Data entries
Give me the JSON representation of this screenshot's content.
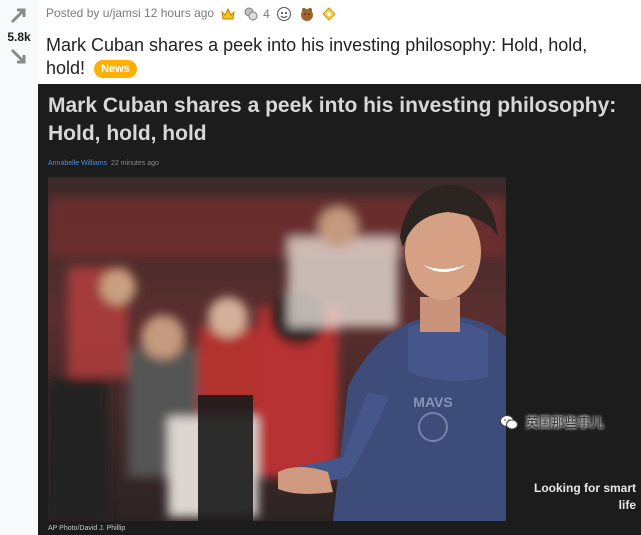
{
  "vote": {
    "score": "5.8k"
  },
  "post": {
    "meta": "Posted by u/jamsi 12 hours ago",
    "award_count": "4",
    "awards": [
      "gold-award-icon",
      "silver-award-icon",
      "wholesome-award-icon",
      "hug-award-icon",
      "helpful-award-icon"
    ],
    "title": "Mark Cuban shares a peek into his investing philosophy: Hold, hold, hold!",
    "flair": "News",
    "flair_color": "#ffb000"
  },
  "article": {
    "headline_line1": "Mark Cuban shares a peek into his investing philosophy:",
    "headline_line2": "Hold, hold, hold",
    "author": "Annabelle Williams",
    "time": "22 minutes ago",
    "credit": "AP Photo/David J. Phillip",
    "side_line1": "Looking for smart",
    "side_line2": "life"
  },
  "watermark": {
    "text": "英国那些事儿"
  }
}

● **REQUIRED WORK**: Return the whole listing, word for word, and leave out every picture.

● **EXERCISE RESPONSE**:
Give me the JSON representation of this screenshot's content.
{
  "vote": {
    "score": "5.8k"
  },
  "post": {
    "meta": "Posted by u/jamsi 12 hours ago",
    "award_count": "4",
    "awards": [
      "gold-award-icon",
      "silver-award-icon",
      "wholesome-award-icon",
      "hug-award-icon",
      "helpful-award-icon"
    ],
    "title": "Mark Cuban shares a peek into his investing philosophy: Hold, hold, hold!",
    "flair": "News",
    "flair_color": "#ffb000"
  },
  "article": {
    "headline_line1": "Mark Cuban shares a peek into his investing philosophy:",
    "headline_line2": "Hold, hold, hold",
    "author": "Annabelle Williams",
    "time": "22 minutes ago",
    "credit": "AP Photo/David J. Phillip",
    "side_line1": "Looking for smart",
    "side_line2": "life"
  },
  "watermark": {
    "text": "英国那些事儿"
  }
}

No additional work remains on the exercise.